REQUIRED WORK - Output each entry that follows exactly. Images stay out.
--- BEGIN SOURCE DATA ---
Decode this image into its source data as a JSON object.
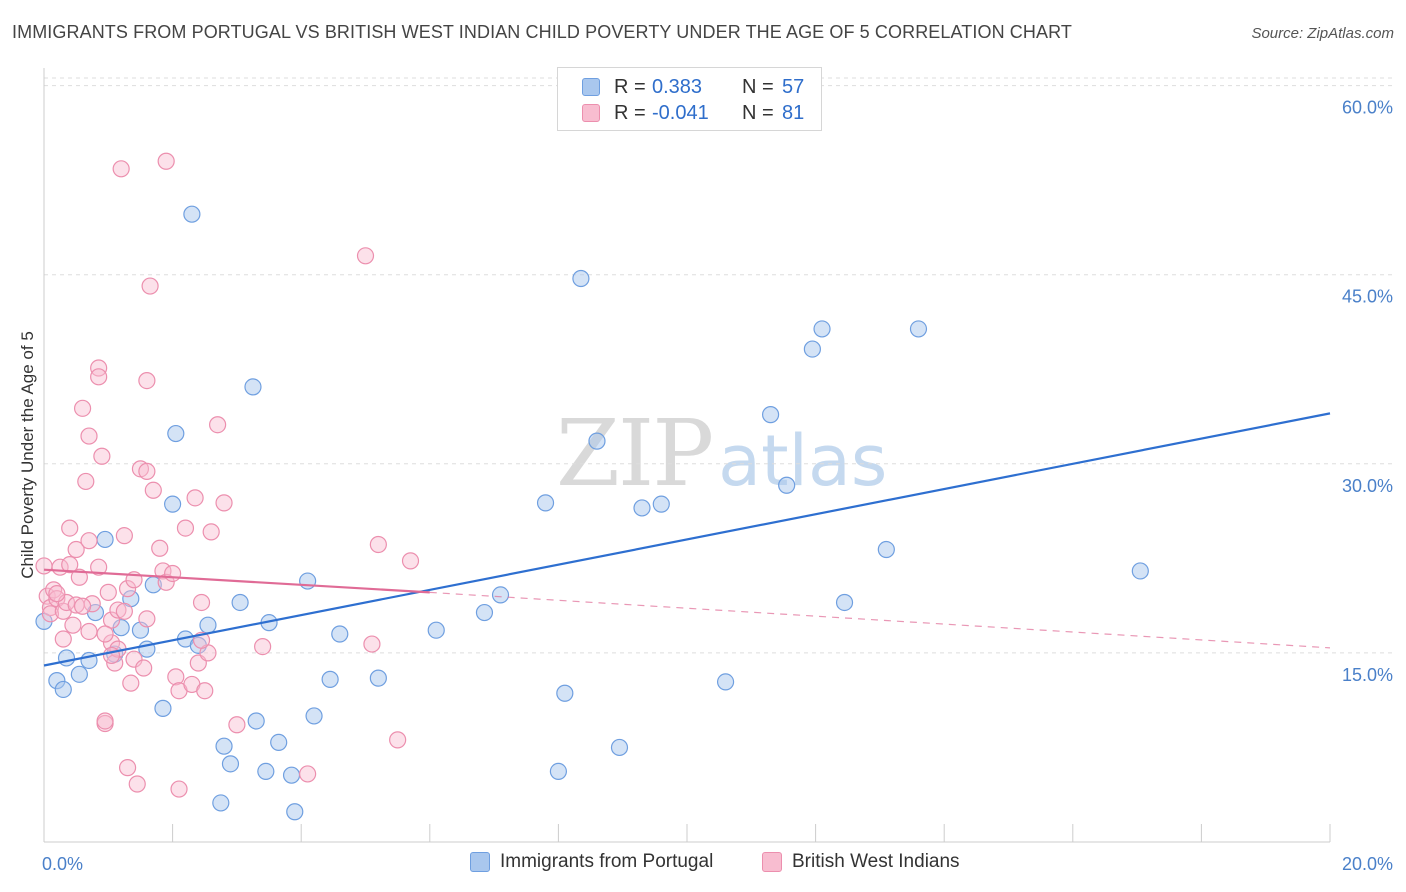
{
  "title": "IMMIGRANTS FROM PORTUGAL VS BRITISH WEST INDIAN CHILD POVERTY UNDER THE AGE OF 5 CORRELATION CHART",
  "source": "Source: ZipAtlas.com",
  "watermark": {
    "zip": "ZIP",
    "atlas": "atlas"
  },
  "legend": {
    "rows": [
      {
        "r_label": "R =",
        "r_value": "0.383",
        "n_label": "N =",
        "n_value": "57",
        "color": "#a9c7ee",
        "border": "#6f9fe0"
      },
      {
        "r_label": "R =",
        "r_value": "-0.041",
        "n_label": "N =",
        "n_value": "81",
        "color": "#f8bdd0",
        "border": "#ec8fae"
      }
    ],
    "series_names": [
      "Immigrants from Portugal",
      "British West Indians"
    ]
  },
  "colors": {
    "blue_fill": "#a9c7ee",
    "blue_stroke": "#6f9fe0",
    "blue_line": "#2e6fd0",
    "pink_fill": "#f8bdd0",
    "pink_stroke": "#ec8fae",
    "pink_line": "#e06b96",
    "grid": "#dddddd",
    "axis_text": "#4a80c9"
  },
  "chart_data": {
    "type": "scatter",
    "xlabel": "",
    "ylabel": "Child Poverty Under the Age of 5",
    "xlim": [
      0,
      20
    ],
    "ylim": [
      0,
      61
    ],
    "y_ticks": [
      15,
      30,
      45,
      60
    ],
    "y_tick_labels": [
      "15.0%",
      "30.0%",
      "45.0%",
      "60.0%"
    ],
    "x_tick_labels": [
      "0.0%",
      "20.0%"
    ],
    "grid": true,
    "legend_position": "top-center",
    "series": [
      {
        "name": "Immigrants from Portugal",
        "trend": {
          "x": [
            0,
            20
          ],
          "y": [
            14.0,
            34.0
          ]
        },
        "points": [
          [
            0.0,
            17.5
          ],
          [
            0.2,
            12.8
          ],
          [
            0.3,
            12.1
          ],
          [
            0.35,
            14.6
          ],
          [
            0.55,
            13.3
          ],
          [
            0.7,
            14.4
          ],
          [
            0.8,
            18.2
          ],
          [
            0.95,
            24.0
          ],
          [
            1.1,
            14.9
          ],
          [
            1.2,
            17.0
          ],
          [
            1.35,
            19.3
          ],
          [
            1.5,
            16.8
          ],
          [
            1.6,
            15.3
          ],
          [
            1.7,
            20.4
          ],
          [
            1.85,
            10.6
          ],
          [
            2.0,
            26.8
          ],
          [
            2.05,
            32.4
          ],
          [
            2.2,
            16.1
          ],
          [
            2.3,
            49.8
          ],
          [
            2.4,
            15.6
          ],
          [
            2.55,
            17.2
          ],
          [
            2.8,
            7.6
          ],
          [
            2.9,
            6.2
          ],
          [
            3.05,
            19.0
          ],
          [
            2.75,
            3.1
          ],
          [
            3.25,
            36.1
          ],
          [
            3.3,
            9.6
          ],
          [
            3.45,
            5.6
          ],
          [
            3.5,
            17.4
          ],
          [
            3.65,
            7.9
          ],
          [
            3.85,
            5.3
          ],
          [
            3.9,
            2.4
          ],
          [
            4.1,
            20.7
          ],
          [
            4.2,
            10.0
          ],
          [
            4.45,
            12.9
          ],
          [
            4.6,
            16.5
          ],
          [
            5.2,
            13.0
          ],
          [
            6.1,
            16.8
          ],
          [
            6.85,
            18.2
          ],
          [
            7.1,
            19.6
          ],
          [
            7.8,
            26.9
          ],
          [
            8.0,
            5.6
          ],
          [
            8.1,
            11.8
          ],
          [
            8.35,
            44.7
          ],
          [
            8.6,
            31.8
          ],
          [
            8.95,
            7.5
          ],
          [
            9.3,
            26.5
          ],
          [
            9.6,
            26.8
          ],
          [
            10.6,
            12.7
          ],
          [
            11.3,
            33.9
          ],
          [
            11.55,
            28.3
          ],
          [
            11.95,
            39.1
          ],
          [
            12.1,
            40.7
          ],
          [
            12.45,
            19.0
          ],
          [
            13.1,
            23.2
          ],
          [
            13.6,
            40.7
          ],
          [
            17.05,
            21.5
          ]
        ]
      },
      {
        "name": "British West Indians",
        "trend": {
          "x": [
            0,
            6
          ],
          "y": [
            21.6,
            19.8
          ]
        },
        "trend_dashed": {
          "x": [
            6,
            20
          ],
          "y": [
            19.8,
            15.4
          ]
        },
        "points": [
          [
            0.0,
            21.9
          ],
          [
            0.05,
            19.5
          ],
          [
            0.1,
            18.6
          ],
          [
            0.1,
            18.1
          ],
          [
            0.15,
            20.0
          ],
          [
            0.2,
            19.3
          ],
          [
            0.25,
            21.8
          ],
          [
            0.3,
            18.3
          ],
          [
            0.3,
            16.1
          ],
          [
            0.35,
            19.0
          ],
          [
            0.4,
            24.9
          ],
          [
            0.4,
            22.0
          ],
          [
            0.45,
            17.2
          ],
          [
            0.5,
            18.8
          ],
          [
            0.5,
            23.2
          ],
          [
            0.55,
            21.0
          ],
          [
            0.6,
            34.4
          ],
          [
            0.65,
            28.6
          ],
          [
            0.7,
            32.2
          ],
          [
            0.7,
            23.9
          ],
          [
            0.7,
            16.7
          ],
          [
            0.75,
            18.9
          ],
          [
            0.85,
            37.6
          ],
          [
            0.85,
            36.9
          ],
          [
            0.85,
            21.8
          ],
          [
            0.9,
            30.6
          ],
          [
            0.95,
            9.4
          ],
          [
            0.95,
            9.6
          ],
          [
            1.0,
            19.8
          ],
          [
            1.05,
            17.6
          ],
          [
            1.05,
            15.8
          ],
          [
            1.1,
            14.2
          ],
          [
            1.15,
            18.4
          ],
          [
            1.15,
            15.3
          ],
          [
            1.2,
            53.4
          ],
          [
            1.25,
            18.3
          ],
          [
            1.25,
            24.3
          ],
          [
            1.3,
            20.1
          ],
          [
            1.3,
            5.9
          ],
          [
            1.35,
            12.6
          ],
          [
            1.4,
            14.5
          ],
          [
            1.45,
            4.6
          ],
          [
            1.5,
            29.6
          ],
          [
            1.55,
            13.8
          ],
          [
            1.6,
            36.6
          ],
          [
            1.6,
            17.7
          ],
          [
            1.65,
            44.1
          ],
          [
            1.7,
            27.9
          ],
          [
            1.8,
            23.3
          ],
          [
            1.85,
            21.5
          ],
          [
            1.9,
            54.0
          ],
          [
            1.9,
            20.6
          ],
          [
            2.05,
            13.1
          ],
          [
            2.1,
            12.0
          ],
          [
            2.1,
            4.2
          ],
          [
            2.2,
            24.9
          ],
          [
            2.3,
            12.5
          ],
          [
            2.35,
            27.3
          ],
          [
            2.4,
            14.2
          ],
          [
            2.45,
            19.0
          ],
          [
            2.5,
            12.0
          ],
          [
            2.55,
            15.0
          ],
          [
            2.6,
            24.6
          ],
          [
            2.7,
            33.1
          ],
          [
            2.8,
            26.9
          ],
          [
            3.0,
            9.3
          ],
          [
            3.4,
            15.5
          ],
          [
            4.1,
            5.4
          ],
          [
            5.0,
            46.5
          ],
          [
            5.1,
            15.7
          ],
          [
            5.2,
            23.6
          ],
          [
            5.5,
            8.1
          ],
          [
            5.7,
            22.3
          ],
          [
            0.2,
            19.7
          ],
          [
            0.6,
            18.7
          ],
          [
            1.05,
            14.8
          ],
          [
            2.0,
            21.3
          ],
          [
            0.95,
            16.5
          ],
          [
            1.4,
            20.8
          ],
          [
            2.45,
            16.0
          ],
          [
            1.6,
            29.4
          ]
        ]
      }
    ]
  }
}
--- END SOURCE DATA ---
THE SOLUTION -
Decode this image into its source data as a JSON object.
{
  "title": "IMMIGRANTS FROM PORTUGAL VS BRITISH WEST INDIAN CHILD POVERTY UNDER THE AGE OF 5 CORRELATION CHART",
  "source": "Source: ZipAtlas.com",
  "watermark": {
    "zip": "ZIP",
    "atlas": "atlas"
  },
  "legend": {
    "rows": [
      {
        "r_label": "R =",
        "r_value": "0.383",
        "n_label": "N =",
        "n_value": "57",
        "color": "#a9c7ee",
        "border": "#6f9fe0"
      },
      {
        "r_label": "R =",
        "r_value": "-0.041",
        "n_label": "N =",
        "n_value": "81",
        "color": "#f8bdd0",
        "border": "#ec8fae"
      }
    ],
    "series_names": [
      "Immigrants from Portugal",
      "British West Indians"
    ]
  },
  "colors": {
    "blue_fill": "#a9c7ee",
    "blue_stroke": "#6f9fe0",
    "blue_line": "#2e6fd0",
    "pink_fill": "#f8bdd0",
    "pink_stroke": "#ec8fae",
    "pink_line": "#e06b96",
    "grid": "#dddddd",
    "axis_text": "#4a80c9"
  },
  "chart_data": {
    "type": "scatter",
    "xlabel": "",
    "ylabel": "Child Poverty Under the Age of 5",
    "xlim": [
      0,
      20
    ],
    "ylim": [
      0,
      61
    ],
    "y_ticks": [
      15,
      30,
      45,
      60
    ],
    "y_tick_labels": [
      "15.0%",
      "30.0%",
      "45.0%",
      "60.0%"
    ],
    "x_tick_labels": [
      "0.0%",
      "20.0%"
    ],
    "grid": true,
    "legend_position": "top-center",
    "series": [
      {
        "name": "Immigrants from Portugal",
        "trend": {
          "x": [
            0,
            20
          ],
          "y": [
            14.0,
            34.0
          ]
        },
        "points": [
          [
            0.0,
            17.5
          ],
          [
            0.2,
            12.8
          ],
          [
            0.3,
            12.1
          ],
          [
            0.35,
            14.6
          ],
          [
            0.55,
            13.3
          ],
          [
            0.7,
            14.4
          ],
          [
            0.8,
            18.2
          ],
          [
            0.95,
            24.0
          ],
          [
            1.1,
            14.9
          ],
          [
            1.2,
            17.0
          ],
          [
            1.35,
            19.3
          ],
          [
            1.5,
            16.8
          ],
          [
            1.6,
            15.3
          ],
          [
            1.7,
            20.4
          ],
          [
            1.85,
            10.6
          ],
          [
            2.0,
            26.8
          ],
          [
            2.05,
            32.4
          ],
          [
            2.2,
            16.1
          ],
          [
            2.3,
            49.8
          ],
          [
            2.4,
            15.6
          ],
          [
            2.55,
            17.2
          ],
          [
            2.8,
            7.6
          ],
          [
            2.9,
            6.2
          ],
          [
            3.05,
            19.0
          ],
          [
            2.75,
            3.1
          ],
          [
            3.25,
            36.1
          ],
          [
            3.3,
            9.6
          ],
          [
            3.45,
            5.6
          ],
          [
            3.5,
            17.4
          ],
          [
            3.65,
            7.9
          ],
          [
            3.85,
            5.3
          ],
          [
            3.9,
            2.4
          ],
          [
            4.1,
            20.7
          ],
          [
            4.2,
            10.0
          ],
          [
            4.45,
            12.9
          ],
          [
            4.6,
            16.5
          ],
          [
            5.2,
            13.0
          ],
          [
            6.1,
            16.8
          ],
          [
            6.85,
            18.2
          ],
          [
            7.1,
            19.6
          ],
          [
            7.8,
            26.9
          ],
          [
            8.0,
            5.6
          ],
          [
            8.1,
            11.8
          ],
          [
            8.35,
            44.7
          ],
          [
            8.6,
            31.8
          ],
          [
            8.95,
            7.5
          ],
          [
            9.3,
            26.5
          ],
          [
            9.6,
            26.8
          ],
          [
            10.6,
            12.7
          ],
          [
            11.3,
            33.9
          ],
          [
            11.55,
            28.3
          ],
          [
            11.95,
            39.1
          ],
          [
            12.1,
            40.7
          ],
          [
            12.45,
            19.0
          ],
          [
            13.1,
            23.2
          ],
          [
            13.6,
            40.7
          ],
          [
            17.05,
            21.5
          ]
        ]
      },
      {
        "name": "British West Indians",
        "trend": {
          "x": [
            0,
            6
          ],
          "y": [
            21.6,
            19.8
          ]
        },
        "trend_dashed": {
          "x": [
            6,
            20
          ],
          "y": [
            19.8,
            15.4
          ]
        },
        "points": [
          [
            0.0,
            21.9
          ],
          [
            0.05,
            19.5
          ],
          [
            0.1,
            18.6
          ],
          [
            0.1,
            18.1
          ],
          [
            0.15,
            20.0
          ],
          [
            0.2,
            19.3
          ],
          [
            0.25,
            21.8
          ],
          [
            0.3,
            18.3
          ],
          [
            0.3,
            16.1
          ],
          [
            0.35,
            19.0
          ],
          [
            0.4,
            24.9
          ],
          [
            0.4,
            22.0
          ],
          [
            0.45,
            17.2
          ],
          [
            0.5,
            18.8
          ],
          [
            0.5,
            23.2
          ],
          [
            0.55,
            21.0
          ],
          [
            0.6,
            34.4
          ],
          [
            0.65,
            28.6
          ],
          [
            0.7,
            32.2
          ],
          [
            0.7,
            23.9
          ],
          [
            0.7,
            16.7
          ],
          [
            0.75,
            18.9
          ],
          [
            0.85,
            37.6
          ],
          [
            0.85,
            36.9
          ],
          [
            0.85,
            21.8
          ],
          [
            0.9,
            30.6
          ],
          [
            0.95,
            9.4
          ],
          [
            0.95,
            9.6
          ],
          [
            1.0,
            19.8
          ],
          [
            1.05,
            17.6
          ],
          [
            1.05,
            15.8
          ],
          [
            1.1,
            14.2
          ],
          [
            1.15,
            18.4
          ],
          [
            1.15,
            15.3
          ],
          [
            1.2,
            53.4
          ],
          [
            1.25,
            18.3
          ],
          [
            1.25,
            24.3
          ],
          [
            1.3,
            20.1
          ],
          [
            1.3,
            5.9
          ],
          [
            1.35,
            12.6
          ],
          [
            1.4,
            14.5
          ],
          [
            1.45,
            4.6
          ],
          [
            1.5,
            29.6
          ],
          [
            1.55,
            13.8
          ],
          [
            1.6,
            36.6
          ],
          [
            1.6,
            17.7
          ],
          [
            1.65,
            44.1
          ],
          [
            1.7,
            27.9
          ],
          [
            1.8,
            23.3
          ],
          [
            1.85,
            21.5
          ],
          [
            1.9,
            54.0
          ],
          [
            1.9,
            20.6
          ],
          [
            2.05,
            13.1
          ],
          [
            2.1,
            12.0
          ],
          [
            2.1,
            4.2
          ],
          [
            2.2,
            24.9
          ],
          [
            2.3,
            12.5
          ],
          [
            2.35,
            27.3
          ],
          [
            2.4,
            14.2
          ],
          [
            2.45,
            19.0
          ],
          [
            2.5,
            12.0
          ],
          [
            2.55,
            15.0
          ],
          [
            2.6,
            24.6
          ],
          [
            2.7,
            33.1
          ],
          [
            2.8,
            26.9
          ],
          [
            3.0,
            9.3
          ],
          [
            3.4,
            15.5
          ],
          [
            4.1,
            5.4
          ],
          [
            5.0,
            46.5
          ],
          [
            5.1,
            15.7
          ],
          [
            5.2,
            23.6
          ],
          [
            5.5,
            8.1
          ],
          [
            5.7,
            22.3
          ],
          [
            0.2,
            19.7
          ],
          [
            0.6,
            18.7
          ],
          [
            1.05,
            14.8
          ],
          [
            2.0,
            21.3
          ],
          [
            0.95,
            16.5
          ],
          [
            1.4,
            20.8
          ],
          [
            2.45,
            16.0
          ],
          [
            1.6,
            29.4
          ]
        ]
      }
    ]
  }
}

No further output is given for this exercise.